[Extracted records]
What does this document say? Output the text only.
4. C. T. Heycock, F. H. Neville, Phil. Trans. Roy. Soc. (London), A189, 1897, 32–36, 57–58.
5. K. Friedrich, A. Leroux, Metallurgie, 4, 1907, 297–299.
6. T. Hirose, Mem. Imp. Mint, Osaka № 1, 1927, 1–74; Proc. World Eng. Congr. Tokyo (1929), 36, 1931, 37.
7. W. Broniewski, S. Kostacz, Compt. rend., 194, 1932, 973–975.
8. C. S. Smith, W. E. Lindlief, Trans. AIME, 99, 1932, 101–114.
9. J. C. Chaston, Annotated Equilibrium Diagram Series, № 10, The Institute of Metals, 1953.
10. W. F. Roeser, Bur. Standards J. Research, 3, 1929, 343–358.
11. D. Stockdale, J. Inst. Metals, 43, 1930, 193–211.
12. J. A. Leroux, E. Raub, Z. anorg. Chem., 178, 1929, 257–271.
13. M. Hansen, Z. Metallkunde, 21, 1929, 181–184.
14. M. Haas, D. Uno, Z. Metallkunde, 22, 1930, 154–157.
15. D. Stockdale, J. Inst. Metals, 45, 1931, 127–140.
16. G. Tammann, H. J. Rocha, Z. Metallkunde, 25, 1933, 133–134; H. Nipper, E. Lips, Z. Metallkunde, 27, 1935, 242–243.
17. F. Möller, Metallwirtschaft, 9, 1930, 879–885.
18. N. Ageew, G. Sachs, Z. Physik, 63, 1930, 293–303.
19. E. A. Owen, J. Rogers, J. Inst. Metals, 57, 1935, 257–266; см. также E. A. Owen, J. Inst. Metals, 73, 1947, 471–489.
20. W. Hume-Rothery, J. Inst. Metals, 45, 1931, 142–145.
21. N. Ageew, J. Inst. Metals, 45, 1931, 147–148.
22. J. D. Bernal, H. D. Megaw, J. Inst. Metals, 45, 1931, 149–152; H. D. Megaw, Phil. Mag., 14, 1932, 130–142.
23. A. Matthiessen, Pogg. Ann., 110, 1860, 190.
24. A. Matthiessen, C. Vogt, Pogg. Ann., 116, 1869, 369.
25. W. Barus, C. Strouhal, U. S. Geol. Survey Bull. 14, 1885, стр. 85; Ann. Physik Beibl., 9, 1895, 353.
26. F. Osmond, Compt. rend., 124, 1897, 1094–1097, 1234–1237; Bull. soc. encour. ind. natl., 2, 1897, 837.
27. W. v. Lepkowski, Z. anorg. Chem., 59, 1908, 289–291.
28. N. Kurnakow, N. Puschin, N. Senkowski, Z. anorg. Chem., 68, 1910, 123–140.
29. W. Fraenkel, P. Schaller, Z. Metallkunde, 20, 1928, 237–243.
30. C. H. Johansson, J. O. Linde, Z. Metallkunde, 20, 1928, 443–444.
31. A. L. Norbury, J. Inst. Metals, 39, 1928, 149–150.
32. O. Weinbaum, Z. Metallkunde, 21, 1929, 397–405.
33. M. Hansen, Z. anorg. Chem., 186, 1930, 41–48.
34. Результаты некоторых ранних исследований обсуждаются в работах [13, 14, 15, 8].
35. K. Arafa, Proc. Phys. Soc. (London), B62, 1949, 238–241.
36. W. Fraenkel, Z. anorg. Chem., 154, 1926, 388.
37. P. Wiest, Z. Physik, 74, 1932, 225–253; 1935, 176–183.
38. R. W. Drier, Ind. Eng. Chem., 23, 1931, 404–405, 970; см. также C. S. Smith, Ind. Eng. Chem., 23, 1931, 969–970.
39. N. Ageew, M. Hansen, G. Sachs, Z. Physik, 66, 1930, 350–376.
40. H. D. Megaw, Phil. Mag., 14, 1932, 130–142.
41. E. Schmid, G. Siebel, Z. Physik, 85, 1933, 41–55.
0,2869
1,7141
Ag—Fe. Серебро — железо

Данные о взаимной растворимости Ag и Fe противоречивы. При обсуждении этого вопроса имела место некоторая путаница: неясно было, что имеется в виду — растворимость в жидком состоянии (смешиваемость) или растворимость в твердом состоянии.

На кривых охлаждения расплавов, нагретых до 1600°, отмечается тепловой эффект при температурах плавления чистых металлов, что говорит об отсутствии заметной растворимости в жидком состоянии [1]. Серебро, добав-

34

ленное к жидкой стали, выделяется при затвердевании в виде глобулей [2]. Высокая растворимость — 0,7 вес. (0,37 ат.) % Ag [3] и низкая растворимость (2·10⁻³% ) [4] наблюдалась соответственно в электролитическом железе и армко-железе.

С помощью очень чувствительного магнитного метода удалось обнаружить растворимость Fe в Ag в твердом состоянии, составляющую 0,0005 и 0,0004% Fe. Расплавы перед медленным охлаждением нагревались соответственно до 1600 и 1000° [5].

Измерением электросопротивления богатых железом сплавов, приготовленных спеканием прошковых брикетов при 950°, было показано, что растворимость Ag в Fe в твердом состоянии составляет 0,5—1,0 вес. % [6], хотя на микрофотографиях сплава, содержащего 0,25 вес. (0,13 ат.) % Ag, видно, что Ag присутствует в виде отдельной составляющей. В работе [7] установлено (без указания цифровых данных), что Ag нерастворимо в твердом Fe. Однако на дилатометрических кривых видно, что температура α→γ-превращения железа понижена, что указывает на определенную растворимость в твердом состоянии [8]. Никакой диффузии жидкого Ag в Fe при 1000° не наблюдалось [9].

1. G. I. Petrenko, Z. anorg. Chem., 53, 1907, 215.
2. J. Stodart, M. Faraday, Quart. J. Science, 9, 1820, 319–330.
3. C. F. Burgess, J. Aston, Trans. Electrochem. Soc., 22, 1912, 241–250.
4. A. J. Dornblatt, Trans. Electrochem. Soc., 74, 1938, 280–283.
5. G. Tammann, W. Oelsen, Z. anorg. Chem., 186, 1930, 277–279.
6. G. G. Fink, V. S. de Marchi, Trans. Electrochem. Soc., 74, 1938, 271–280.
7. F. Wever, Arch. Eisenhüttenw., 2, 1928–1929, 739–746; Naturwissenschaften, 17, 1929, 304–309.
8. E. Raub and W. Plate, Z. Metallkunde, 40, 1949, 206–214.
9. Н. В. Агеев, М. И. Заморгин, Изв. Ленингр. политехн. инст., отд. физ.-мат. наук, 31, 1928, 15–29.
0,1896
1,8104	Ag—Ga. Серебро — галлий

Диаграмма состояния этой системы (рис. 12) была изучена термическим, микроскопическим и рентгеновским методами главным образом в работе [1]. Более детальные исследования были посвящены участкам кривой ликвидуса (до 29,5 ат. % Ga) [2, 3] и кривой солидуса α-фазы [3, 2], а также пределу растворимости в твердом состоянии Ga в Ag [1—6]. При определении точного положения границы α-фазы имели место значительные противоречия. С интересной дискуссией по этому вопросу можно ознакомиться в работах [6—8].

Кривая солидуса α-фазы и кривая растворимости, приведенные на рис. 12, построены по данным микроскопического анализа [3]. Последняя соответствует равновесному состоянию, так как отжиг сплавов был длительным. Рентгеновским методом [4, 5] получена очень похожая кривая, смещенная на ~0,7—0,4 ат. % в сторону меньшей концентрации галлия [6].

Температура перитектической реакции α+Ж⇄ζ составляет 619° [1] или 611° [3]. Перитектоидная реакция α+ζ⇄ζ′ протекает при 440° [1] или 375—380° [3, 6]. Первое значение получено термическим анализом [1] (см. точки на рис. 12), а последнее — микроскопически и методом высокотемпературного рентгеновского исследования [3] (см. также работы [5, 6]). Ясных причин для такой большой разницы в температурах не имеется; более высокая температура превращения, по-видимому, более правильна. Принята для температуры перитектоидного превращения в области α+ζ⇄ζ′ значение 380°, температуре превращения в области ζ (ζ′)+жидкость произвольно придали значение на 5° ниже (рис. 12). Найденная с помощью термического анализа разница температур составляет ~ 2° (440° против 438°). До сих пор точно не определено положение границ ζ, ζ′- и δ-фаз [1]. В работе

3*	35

▸ Do this:
Look through the entries and find each line that has the string "Серебро". Copy those lines.

▸ The completed task:
Ag—Fe. Серебро — железо
На кривых охлаждения расплавов, нагретых до 1600°, отмечается тепловой эффект при температурах плавления чистых металлов, что говорит об отсутствии заметной растворимости в жидком состоянии [1]. Серебро, добав-
1,8104	Ag—Ga. Серебро — галлий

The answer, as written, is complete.